- EXERCISE: In the entries below, find every line holding the string "округа" and collect it.

══════

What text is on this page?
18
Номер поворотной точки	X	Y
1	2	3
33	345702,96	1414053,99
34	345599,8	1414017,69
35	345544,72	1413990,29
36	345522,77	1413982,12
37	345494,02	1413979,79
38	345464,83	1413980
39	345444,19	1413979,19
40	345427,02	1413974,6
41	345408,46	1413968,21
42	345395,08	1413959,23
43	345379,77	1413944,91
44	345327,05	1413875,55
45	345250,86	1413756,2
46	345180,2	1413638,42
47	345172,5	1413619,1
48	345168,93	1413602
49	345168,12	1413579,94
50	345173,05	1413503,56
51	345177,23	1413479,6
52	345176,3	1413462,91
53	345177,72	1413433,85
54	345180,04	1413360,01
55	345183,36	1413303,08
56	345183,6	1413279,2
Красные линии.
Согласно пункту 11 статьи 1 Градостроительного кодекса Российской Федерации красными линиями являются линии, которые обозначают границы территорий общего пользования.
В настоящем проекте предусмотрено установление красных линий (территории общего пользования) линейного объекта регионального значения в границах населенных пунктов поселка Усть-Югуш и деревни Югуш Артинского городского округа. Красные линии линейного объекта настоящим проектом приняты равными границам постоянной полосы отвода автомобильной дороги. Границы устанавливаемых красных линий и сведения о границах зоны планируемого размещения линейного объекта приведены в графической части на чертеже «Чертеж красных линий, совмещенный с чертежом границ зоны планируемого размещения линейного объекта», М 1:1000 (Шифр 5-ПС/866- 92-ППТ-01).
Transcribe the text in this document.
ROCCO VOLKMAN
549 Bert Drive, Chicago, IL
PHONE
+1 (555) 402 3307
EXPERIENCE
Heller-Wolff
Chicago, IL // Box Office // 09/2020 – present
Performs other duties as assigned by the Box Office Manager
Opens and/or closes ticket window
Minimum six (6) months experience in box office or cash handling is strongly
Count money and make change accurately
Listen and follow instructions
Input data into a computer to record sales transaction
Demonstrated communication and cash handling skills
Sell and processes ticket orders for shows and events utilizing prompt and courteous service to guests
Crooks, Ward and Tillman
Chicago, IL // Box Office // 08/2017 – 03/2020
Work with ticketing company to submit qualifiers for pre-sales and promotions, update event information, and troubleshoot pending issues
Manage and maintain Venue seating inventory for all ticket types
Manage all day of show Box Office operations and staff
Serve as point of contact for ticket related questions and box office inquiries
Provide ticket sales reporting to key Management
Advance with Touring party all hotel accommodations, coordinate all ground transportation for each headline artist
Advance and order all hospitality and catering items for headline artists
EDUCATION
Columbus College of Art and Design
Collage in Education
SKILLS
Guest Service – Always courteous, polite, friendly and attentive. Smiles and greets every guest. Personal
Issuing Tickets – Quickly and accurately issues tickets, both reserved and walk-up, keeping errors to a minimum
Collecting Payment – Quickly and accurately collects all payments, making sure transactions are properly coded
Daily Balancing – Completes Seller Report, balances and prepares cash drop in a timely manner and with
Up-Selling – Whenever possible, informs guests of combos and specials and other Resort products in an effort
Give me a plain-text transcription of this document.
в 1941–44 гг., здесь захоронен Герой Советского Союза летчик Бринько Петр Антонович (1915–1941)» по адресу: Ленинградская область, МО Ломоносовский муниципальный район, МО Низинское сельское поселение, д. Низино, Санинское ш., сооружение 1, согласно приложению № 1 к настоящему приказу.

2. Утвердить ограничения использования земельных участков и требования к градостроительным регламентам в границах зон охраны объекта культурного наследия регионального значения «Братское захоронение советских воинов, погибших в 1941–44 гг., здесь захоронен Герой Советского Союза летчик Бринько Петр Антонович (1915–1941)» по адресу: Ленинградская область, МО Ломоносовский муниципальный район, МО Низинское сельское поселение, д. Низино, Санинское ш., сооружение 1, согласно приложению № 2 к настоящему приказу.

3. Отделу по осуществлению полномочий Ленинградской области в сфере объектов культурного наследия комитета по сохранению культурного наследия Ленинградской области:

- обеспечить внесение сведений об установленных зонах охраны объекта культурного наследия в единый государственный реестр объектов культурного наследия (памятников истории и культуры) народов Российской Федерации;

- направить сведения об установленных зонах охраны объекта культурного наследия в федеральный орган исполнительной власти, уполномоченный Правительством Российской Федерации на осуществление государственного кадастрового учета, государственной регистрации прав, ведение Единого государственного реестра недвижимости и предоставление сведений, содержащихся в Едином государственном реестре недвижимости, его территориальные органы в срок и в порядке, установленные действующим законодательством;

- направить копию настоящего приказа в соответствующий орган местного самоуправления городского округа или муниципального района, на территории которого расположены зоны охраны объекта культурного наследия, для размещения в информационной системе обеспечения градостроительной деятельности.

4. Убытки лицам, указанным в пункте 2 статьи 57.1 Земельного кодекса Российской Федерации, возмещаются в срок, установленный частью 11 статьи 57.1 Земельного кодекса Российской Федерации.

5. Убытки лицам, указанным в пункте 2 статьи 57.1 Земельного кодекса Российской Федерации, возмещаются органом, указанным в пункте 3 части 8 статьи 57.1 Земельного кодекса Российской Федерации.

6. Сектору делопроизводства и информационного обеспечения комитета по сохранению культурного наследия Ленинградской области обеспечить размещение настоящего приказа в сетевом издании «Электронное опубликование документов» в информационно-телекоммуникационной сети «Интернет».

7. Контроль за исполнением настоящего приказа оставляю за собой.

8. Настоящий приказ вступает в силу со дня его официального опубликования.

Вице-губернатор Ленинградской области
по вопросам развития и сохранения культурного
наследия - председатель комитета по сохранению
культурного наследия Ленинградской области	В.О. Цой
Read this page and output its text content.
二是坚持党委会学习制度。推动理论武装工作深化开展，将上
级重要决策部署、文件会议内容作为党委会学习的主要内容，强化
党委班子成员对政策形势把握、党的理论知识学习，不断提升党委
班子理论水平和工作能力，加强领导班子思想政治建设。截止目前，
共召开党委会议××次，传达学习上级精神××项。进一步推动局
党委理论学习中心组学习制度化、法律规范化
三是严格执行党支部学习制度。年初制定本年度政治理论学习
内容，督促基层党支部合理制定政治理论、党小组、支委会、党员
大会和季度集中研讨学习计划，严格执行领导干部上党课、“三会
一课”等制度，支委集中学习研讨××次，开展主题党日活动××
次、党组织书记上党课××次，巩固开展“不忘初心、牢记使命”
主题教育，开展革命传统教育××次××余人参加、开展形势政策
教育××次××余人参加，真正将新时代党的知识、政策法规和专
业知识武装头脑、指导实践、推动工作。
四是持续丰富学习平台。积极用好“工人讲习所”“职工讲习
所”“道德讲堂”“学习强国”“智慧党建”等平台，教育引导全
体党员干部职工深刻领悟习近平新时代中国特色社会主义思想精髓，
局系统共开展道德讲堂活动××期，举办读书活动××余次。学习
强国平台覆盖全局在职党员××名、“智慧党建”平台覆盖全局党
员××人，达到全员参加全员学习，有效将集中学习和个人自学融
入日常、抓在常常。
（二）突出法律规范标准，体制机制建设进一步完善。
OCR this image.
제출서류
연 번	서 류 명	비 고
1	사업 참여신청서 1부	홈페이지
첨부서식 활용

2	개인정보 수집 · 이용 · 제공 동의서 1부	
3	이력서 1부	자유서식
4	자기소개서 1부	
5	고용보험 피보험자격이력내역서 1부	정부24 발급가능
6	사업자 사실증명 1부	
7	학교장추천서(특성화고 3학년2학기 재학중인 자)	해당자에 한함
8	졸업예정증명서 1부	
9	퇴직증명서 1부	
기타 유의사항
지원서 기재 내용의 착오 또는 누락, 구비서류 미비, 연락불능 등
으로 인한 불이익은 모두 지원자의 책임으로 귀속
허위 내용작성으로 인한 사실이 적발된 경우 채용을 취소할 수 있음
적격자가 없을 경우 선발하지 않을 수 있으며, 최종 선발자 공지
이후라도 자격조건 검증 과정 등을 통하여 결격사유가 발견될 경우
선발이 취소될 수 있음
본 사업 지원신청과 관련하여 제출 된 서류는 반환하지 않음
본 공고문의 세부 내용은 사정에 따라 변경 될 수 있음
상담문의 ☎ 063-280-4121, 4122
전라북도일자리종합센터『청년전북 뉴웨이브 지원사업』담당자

══════

- RESPONSE TO THE EXERCISE:
В настоящем проекте предусмотрено установление красных линий (территории общего пользования) линейного объекта регионального значения в границах населенных пунктов поселка Усть-Югуш и деревни Югуш Артинского городского округа. Красные линии линейного объекта настоящим проектом приняты равными границам постоянной полосы отвода автомобильной дороги. Границы устанавливаемых красных линий и сведения о границах зоны планируемого размещения линейного объекта приведены в графической части на чертеже «Чертеж красных линий, совмещенный с чертежом границ зоны планируемого размещения линейного объекта», М 1:1000 (Шифр 5-ПС/866- 92-ППТ-01).
- направить копию настоящего приказа в соответствующий орган местного самоуправления городского округа или муниципального района, на территории которого расположены зоны охраны объекта культурного наследия, для размещения в информационной системе обеспечения градостроительной деятельности.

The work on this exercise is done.